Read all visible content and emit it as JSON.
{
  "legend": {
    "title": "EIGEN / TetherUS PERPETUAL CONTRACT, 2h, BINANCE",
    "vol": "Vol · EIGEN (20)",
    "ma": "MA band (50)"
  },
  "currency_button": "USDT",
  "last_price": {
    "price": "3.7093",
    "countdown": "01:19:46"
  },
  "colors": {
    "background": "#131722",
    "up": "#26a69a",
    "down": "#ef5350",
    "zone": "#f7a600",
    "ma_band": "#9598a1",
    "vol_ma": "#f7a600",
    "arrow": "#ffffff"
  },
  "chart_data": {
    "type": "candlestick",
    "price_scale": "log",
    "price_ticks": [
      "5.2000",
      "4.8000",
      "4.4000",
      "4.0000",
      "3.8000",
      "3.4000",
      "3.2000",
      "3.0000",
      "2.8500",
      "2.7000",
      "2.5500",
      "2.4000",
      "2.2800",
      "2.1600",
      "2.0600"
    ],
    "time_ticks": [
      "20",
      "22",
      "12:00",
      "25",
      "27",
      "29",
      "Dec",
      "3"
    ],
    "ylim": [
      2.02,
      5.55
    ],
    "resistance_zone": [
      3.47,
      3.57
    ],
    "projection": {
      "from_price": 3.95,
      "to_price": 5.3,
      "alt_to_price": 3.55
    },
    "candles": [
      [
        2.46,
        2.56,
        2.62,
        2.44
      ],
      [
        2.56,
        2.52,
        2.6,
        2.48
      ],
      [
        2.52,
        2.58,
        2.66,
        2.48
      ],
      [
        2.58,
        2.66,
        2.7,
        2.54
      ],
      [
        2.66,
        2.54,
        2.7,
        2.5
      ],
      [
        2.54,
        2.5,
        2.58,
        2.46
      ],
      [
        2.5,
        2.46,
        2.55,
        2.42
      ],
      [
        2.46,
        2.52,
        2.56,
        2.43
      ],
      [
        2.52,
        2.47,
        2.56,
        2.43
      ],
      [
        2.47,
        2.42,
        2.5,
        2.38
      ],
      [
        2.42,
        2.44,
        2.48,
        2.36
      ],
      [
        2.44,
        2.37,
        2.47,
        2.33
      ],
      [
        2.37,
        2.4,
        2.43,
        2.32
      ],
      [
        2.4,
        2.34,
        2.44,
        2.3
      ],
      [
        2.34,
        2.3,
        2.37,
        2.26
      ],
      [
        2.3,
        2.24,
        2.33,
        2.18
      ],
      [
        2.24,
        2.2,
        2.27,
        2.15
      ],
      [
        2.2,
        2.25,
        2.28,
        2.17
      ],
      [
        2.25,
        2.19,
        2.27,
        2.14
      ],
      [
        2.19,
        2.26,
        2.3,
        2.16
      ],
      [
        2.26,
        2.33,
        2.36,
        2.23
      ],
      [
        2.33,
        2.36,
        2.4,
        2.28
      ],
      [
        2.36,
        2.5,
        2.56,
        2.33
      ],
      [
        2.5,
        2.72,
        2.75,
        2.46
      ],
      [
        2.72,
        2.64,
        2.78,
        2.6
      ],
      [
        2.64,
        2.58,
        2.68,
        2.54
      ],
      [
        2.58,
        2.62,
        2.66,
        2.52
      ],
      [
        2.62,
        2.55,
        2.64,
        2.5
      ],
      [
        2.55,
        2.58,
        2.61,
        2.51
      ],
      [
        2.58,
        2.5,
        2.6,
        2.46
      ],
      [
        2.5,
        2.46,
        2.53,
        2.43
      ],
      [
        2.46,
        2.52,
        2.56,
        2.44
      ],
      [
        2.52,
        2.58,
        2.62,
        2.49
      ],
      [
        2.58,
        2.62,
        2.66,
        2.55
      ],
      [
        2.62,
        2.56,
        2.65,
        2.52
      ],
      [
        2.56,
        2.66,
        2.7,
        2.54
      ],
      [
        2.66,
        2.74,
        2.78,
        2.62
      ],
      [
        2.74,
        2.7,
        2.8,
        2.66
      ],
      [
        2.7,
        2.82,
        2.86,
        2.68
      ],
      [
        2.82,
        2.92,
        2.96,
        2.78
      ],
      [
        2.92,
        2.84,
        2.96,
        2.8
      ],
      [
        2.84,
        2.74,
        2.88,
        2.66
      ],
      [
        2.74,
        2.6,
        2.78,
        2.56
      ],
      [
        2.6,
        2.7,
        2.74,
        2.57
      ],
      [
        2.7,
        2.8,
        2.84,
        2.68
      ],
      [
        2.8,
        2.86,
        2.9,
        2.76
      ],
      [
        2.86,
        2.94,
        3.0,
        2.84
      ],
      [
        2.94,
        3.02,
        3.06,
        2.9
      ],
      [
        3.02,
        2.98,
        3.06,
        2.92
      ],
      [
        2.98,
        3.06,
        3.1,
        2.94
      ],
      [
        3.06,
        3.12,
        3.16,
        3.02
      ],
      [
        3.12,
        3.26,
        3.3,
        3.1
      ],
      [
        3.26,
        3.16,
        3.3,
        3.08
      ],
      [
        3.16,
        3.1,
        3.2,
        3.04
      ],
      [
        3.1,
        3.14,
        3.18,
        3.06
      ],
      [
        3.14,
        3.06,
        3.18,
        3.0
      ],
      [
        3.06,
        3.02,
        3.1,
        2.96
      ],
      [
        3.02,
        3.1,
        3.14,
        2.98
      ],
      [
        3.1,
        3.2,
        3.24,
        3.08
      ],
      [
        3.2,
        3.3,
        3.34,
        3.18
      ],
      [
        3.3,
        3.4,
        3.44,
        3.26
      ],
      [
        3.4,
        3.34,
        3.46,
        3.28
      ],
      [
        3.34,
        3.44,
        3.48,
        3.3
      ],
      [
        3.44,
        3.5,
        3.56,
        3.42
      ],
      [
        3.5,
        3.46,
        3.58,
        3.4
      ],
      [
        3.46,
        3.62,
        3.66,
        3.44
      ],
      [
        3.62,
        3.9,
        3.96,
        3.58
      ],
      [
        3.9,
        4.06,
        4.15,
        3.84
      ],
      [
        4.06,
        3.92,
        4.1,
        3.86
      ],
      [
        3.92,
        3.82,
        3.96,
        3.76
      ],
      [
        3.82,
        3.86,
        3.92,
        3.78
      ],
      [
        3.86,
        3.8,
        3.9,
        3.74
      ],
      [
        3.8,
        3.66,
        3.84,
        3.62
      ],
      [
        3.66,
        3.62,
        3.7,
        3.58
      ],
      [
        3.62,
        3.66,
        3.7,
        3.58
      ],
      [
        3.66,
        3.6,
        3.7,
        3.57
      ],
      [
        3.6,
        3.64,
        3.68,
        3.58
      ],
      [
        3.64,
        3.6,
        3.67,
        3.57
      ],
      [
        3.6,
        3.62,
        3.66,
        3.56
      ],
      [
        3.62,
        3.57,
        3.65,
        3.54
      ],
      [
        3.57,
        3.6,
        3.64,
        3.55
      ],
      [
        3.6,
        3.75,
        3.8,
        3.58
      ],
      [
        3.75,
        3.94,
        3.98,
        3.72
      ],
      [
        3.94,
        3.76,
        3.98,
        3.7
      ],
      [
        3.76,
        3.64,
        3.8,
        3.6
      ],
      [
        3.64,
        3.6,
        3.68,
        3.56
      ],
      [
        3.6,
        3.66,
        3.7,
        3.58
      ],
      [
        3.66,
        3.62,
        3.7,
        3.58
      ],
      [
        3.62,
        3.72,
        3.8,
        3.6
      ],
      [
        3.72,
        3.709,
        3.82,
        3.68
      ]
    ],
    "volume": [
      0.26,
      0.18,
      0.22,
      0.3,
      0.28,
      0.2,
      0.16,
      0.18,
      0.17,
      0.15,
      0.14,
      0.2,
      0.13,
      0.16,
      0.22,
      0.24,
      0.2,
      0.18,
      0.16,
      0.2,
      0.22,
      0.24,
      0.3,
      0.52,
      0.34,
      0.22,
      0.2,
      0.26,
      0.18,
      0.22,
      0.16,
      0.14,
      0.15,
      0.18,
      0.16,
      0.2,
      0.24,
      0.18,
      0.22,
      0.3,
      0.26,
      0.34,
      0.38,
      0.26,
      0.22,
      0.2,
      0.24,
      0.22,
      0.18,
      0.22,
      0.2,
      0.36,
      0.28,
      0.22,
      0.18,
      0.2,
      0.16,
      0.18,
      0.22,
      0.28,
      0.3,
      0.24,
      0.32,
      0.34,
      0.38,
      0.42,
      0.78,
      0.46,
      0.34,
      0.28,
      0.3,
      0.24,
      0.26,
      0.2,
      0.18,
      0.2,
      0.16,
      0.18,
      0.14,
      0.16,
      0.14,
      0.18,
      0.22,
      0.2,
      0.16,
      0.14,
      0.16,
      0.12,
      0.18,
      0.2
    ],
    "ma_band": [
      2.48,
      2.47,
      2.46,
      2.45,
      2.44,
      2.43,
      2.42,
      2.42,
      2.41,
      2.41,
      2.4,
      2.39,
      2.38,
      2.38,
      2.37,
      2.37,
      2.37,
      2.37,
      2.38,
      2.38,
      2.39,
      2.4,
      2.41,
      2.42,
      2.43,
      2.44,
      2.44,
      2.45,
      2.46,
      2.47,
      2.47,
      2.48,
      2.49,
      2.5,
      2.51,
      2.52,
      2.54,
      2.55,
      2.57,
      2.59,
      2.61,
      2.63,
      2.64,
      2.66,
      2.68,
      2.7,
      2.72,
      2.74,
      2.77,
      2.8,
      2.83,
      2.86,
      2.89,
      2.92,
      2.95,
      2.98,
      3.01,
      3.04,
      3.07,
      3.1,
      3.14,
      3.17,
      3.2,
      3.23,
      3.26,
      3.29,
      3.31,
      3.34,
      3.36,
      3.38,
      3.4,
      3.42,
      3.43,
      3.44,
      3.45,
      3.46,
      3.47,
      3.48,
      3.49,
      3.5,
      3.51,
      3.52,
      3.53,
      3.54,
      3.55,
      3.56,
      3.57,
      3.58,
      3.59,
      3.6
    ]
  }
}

┄┄┄┄┄┄┄┄┄┄

### [Goal of the exercise]
Look through the records above and report how many lines hold the word "EIGEN", giving only the number.

### [Task answer]
2